Aim of the task> Filter the records below down to lines containing "Wind".

Data supplied>

=-=-=-=-=

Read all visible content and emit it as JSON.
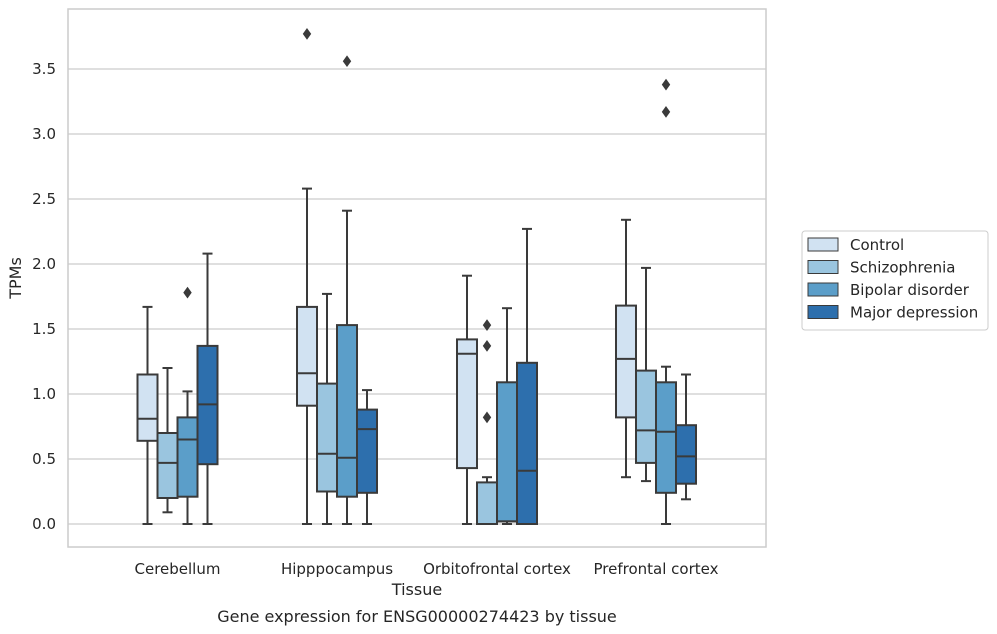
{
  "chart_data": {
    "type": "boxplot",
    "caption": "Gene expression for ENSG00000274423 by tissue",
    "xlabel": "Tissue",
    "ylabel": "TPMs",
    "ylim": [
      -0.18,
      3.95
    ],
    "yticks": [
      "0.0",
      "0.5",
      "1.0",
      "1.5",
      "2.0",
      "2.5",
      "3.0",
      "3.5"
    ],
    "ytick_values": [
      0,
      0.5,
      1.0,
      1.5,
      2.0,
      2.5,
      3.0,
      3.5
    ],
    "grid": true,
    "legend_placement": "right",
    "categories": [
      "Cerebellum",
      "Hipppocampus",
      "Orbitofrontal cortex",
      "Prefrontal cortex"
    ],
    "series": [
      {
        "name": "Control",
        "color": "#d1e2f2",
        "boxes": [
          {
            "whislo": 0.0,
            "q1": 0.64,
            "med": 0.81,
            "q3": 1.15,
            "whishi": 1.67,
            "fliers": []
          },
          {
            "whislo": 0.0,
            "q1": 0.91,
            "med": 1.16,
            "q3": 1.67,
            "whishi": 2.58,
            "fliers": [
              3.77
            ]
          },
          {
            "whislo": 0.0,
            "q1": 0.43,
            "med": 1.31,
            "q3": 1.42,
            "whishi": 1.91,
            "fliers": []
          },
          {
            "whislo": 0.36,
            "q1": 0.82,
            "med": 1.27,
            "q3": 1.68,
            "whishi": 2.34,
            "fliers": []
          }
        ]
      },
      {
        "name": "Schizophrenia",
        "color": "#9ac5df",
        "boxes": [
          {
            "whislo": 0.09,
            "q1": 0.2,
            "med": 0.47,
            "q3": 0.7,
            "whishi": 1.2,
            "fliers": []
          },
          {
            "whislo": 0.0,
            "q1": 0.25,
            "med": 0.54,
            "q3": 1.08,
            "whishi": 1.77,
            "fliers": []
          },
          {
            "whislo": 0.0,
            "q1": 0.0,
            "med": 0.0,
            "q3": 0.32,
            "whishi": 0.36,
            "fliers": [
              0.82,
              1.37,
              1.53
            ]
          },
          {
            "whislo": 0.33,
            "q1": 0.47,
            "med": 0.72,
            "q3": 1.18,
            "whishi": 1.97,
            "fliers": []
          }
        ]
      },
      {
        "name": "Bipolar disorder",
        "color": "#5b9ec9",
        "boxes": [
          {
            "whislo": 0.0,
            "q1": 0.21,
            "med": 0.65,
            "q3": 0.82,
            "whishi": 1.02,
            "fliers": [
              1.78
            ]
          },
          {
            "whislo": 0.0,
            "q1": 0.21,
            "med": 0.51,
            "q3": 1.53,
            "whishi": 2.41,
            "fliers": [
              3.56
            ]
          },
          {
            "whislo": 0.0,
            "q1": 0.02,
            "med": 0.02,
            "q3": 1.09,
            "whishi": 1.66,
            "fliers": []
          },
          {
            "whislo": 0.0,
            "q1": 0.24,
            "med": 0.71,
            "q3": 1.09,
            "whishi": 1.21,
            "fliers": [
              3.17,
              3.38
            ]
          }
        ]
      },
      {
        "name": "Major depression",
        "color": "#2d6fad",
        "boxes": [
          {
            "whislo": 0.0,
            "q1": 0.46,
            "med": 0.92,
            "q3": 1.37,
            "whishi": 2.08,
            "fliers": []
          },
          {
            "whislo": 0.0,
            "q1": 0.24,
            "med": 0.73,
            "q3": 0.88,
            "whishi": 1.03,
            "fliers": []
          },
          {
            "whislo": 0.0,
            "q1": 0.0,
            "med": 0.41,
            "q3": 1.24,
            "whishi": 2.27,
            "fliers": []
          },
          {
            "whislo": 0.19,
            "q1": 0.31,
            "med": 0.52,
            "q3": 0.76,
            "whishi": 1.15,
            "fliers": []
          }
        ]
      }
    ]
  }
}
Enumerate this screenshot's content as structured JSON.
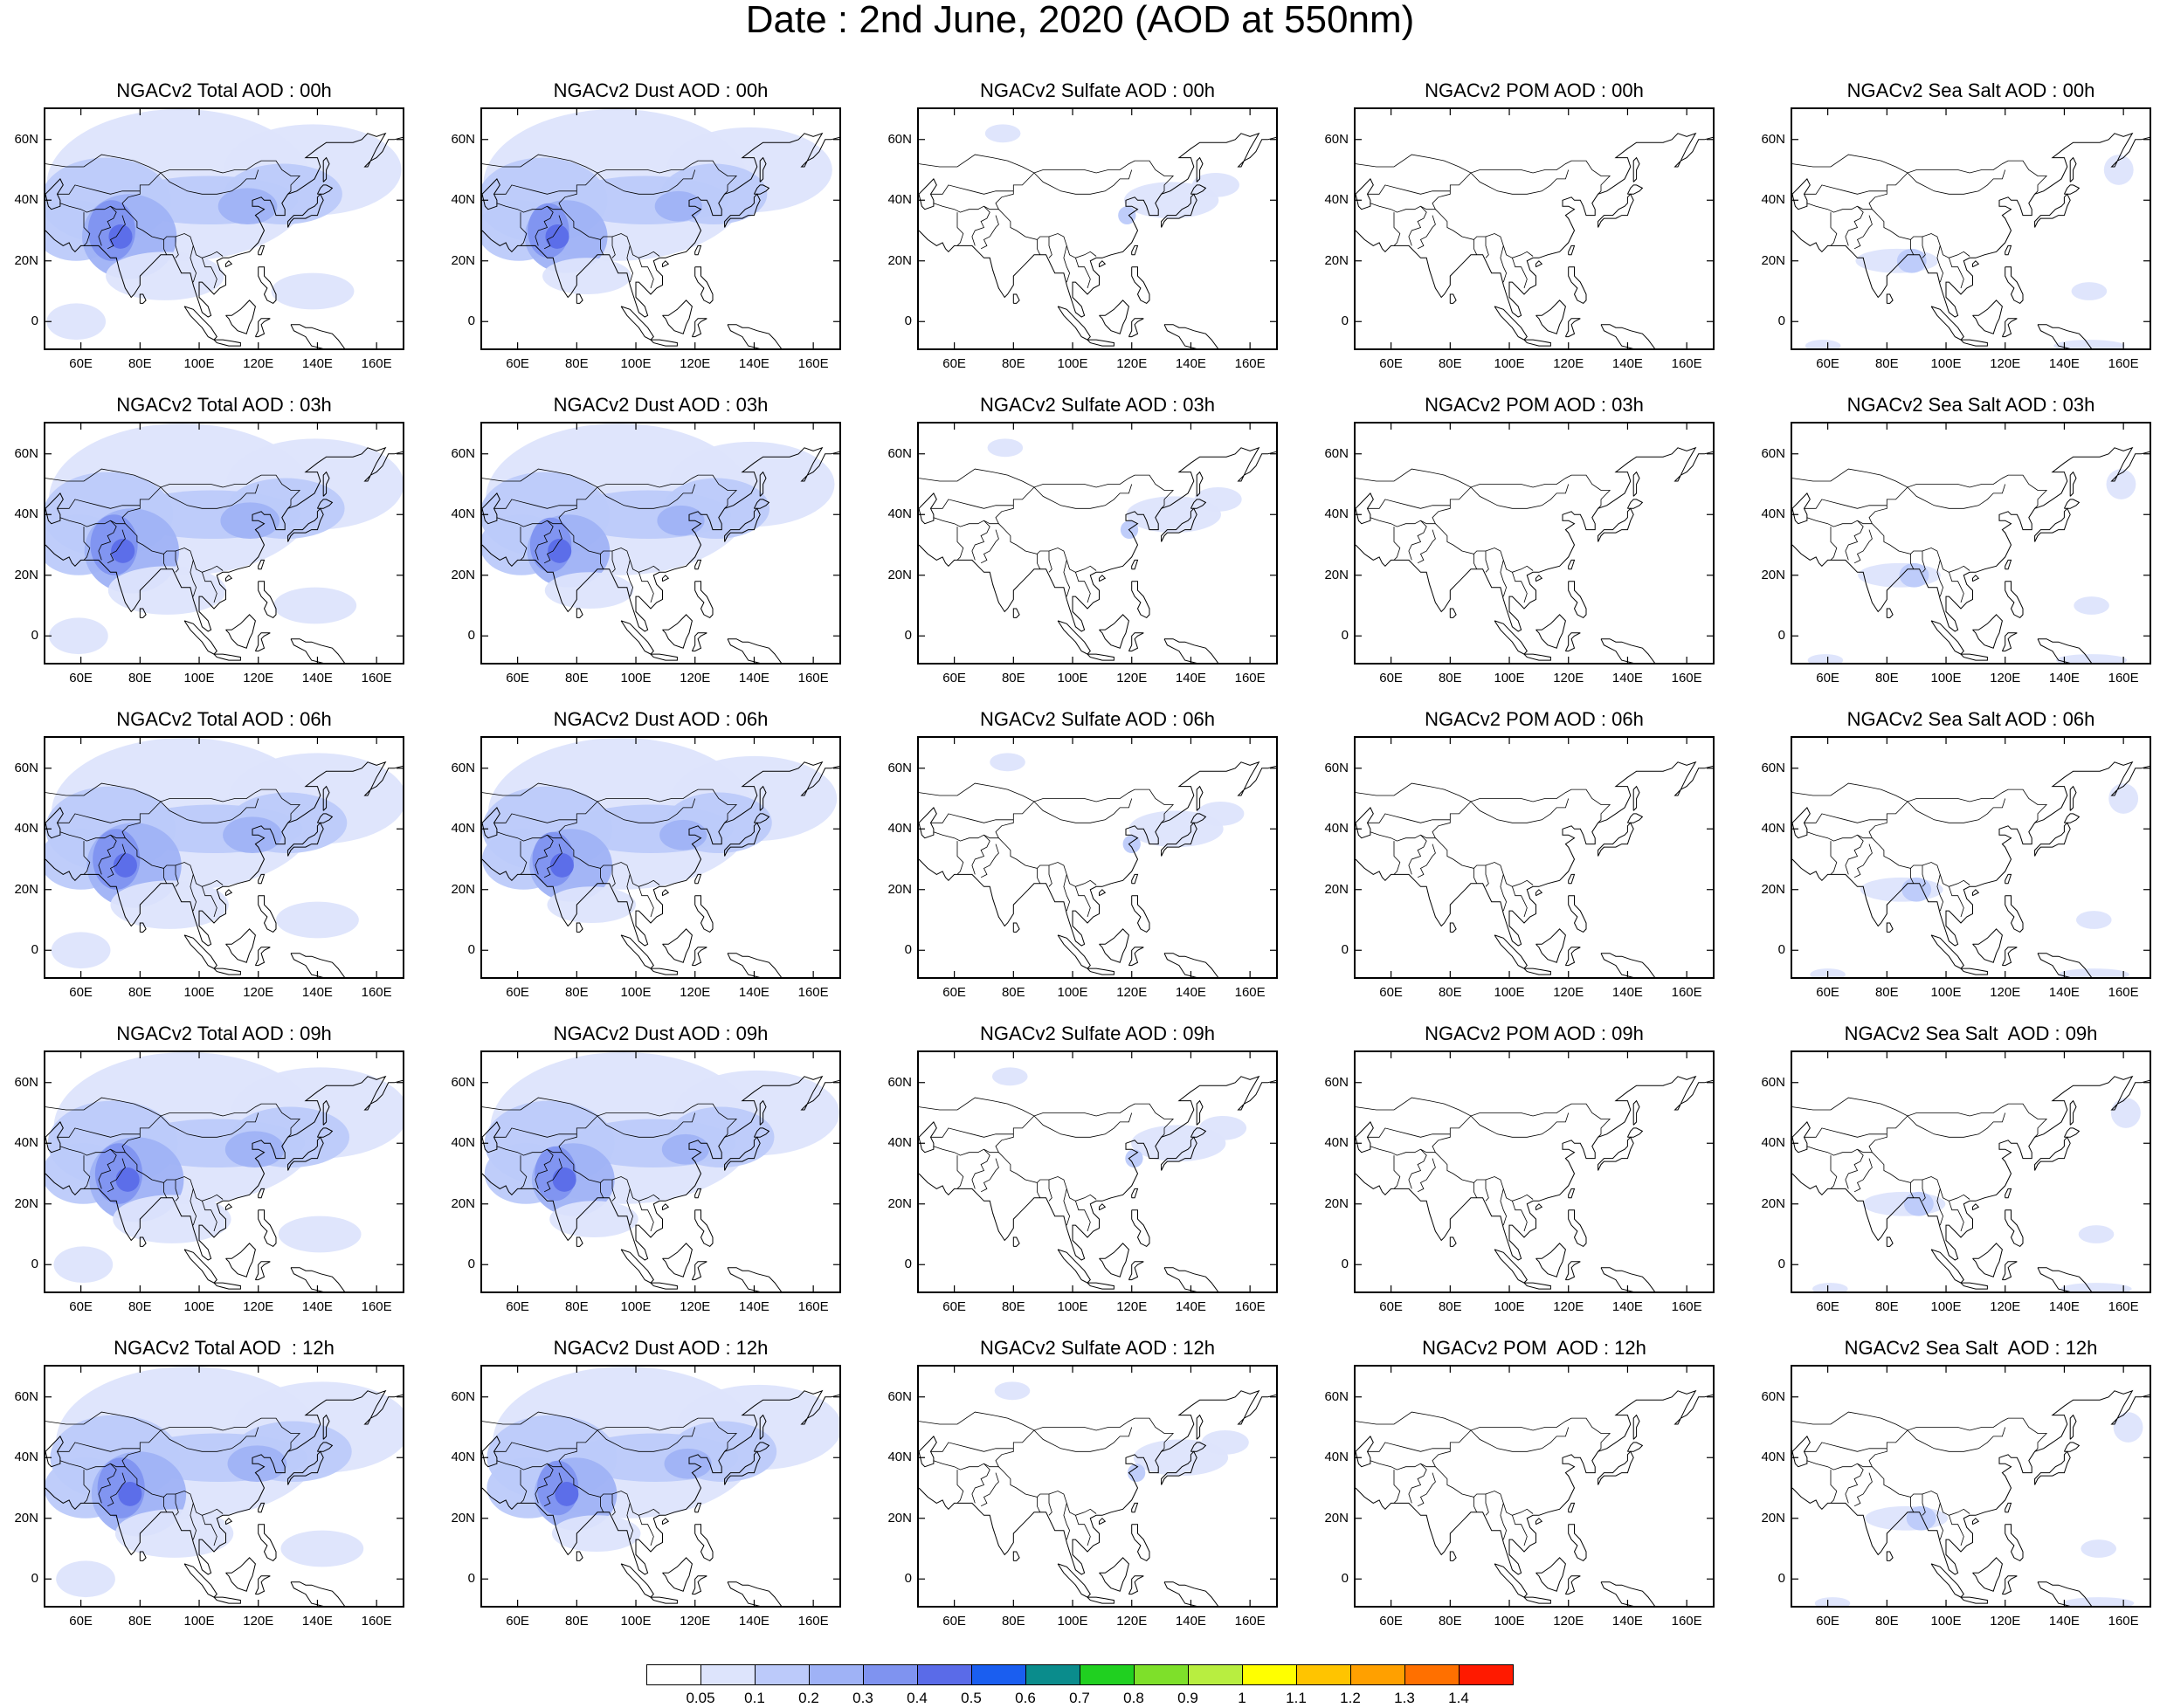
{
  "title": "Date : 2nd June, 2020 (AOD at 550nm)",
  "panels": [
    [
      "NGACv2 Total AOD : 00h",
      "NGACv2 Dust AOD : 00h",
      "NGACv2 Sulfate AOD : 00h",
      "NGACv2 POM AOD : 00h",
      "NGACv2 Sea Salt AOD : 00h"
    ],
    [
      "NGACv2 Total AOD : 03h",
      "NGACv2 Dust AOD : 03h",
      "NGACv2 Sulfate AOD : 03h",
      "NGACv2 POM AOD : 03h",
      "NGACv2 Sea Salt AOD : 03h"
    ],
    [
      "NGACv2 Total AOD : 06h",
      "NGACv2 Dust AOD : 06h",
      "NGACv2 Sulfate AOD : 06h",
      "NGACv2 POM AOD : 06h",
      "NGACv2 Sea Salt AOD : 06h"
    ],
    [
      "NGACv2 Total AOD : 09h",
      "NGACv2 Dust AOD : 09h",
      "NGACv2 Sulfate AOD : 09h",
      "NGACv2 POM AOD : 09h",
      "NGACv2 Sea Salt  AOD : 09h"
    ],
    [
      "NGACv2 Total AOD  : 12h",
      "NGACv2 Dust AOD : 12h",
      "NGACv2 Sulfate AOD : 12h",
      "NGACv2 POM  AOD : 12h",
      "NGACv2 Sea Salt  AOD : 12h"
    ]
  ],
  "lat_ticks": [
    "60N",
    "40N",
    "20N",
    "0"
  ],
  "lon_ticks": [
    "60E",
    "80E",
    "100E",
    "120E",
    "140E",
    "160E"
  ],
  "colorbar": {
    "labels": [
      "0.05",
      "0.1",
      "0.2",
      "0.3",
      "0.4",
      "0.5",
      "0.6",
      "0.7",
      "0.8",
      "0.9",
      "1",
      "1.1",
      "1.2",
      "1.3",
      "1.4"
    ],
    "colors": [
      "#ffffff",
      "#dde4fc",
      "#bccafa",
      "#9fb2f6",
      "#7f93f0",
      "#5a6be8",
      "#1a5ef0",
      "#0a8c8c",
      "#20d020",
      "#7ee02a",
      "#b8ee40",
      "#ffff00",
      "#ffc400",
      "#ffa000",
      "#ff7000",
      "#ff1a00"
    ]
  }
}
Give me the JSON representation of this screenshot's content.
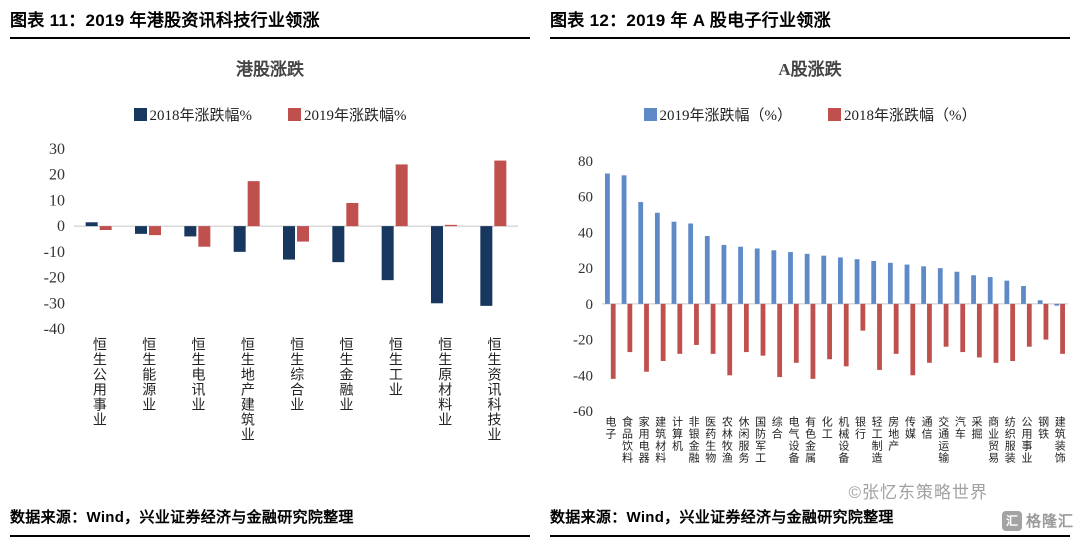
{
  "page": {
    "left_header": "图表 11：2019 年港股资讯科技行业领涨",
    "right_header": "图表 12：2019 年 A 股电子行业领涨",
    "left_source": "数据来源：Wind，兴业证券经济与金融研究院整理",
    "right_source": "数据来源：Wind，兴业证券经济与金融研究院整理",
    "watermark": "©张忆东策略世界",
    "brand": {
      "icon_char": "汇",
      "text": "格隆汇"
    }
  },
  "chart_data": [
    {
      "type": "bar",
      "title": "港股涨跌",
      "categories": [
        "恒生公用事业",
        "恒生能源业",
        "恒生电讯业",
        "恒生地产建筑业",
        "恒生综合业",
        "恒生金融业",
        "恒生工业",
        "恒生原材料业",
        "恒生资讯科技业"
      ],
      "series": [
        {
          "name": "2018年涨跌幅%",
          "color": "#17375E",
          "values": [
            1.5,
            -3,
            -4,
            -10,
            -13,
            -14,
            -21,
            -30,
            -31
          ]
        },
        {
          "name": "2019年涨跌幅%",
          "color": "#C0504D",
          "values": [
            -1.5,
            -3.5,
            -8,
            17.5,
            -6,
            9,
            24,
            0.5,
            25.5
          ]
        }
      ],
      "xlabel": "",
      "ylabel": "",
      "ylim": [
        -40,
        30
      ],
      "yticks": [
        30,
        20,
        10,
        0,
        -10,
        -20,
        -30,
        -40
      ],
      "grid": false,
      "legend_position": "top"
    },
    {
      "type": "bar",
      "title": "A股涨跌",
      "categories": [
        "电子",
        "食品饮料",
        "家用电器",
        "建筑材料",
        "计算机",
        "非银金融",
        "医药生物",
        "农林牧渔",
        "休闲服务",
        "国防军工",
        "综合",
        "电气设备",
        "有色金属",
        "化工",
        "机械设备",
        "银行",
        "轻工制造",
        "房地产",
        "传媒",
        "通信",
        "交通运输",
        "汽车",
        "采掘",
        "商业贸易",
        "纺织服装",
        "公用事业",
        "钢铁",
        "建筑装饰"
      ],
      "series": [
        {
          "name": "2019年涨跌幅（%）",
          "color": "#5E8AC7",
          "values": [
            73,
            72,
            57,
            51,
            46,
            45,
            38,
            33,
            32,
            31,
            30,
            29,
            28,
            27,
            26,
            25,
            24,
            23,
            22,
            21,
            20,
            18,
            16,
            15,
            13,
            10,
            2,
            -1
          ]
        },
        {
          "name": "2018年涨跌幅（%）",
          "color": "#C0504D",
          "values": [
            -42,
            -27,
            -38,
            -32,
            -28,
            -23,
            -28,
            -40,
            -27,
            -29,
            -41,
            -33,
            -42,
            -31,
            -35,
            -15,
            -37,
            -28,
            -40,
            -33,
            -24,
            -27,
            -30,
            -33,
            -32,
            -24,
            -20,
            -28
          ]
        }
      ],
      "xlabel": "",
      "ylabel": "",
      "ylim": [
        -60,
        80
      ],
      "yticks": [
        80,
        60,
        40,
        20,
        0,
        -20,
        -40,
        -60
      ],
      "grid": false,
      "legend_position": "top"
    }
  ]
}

=-=-=-=-=

Response to the task>
    "left_source": "数据来源：Wind，兴业证券经济与金融研究院整理",
    "right_source": "数据来源：Wind，兴业证券经济与金融研究院整理",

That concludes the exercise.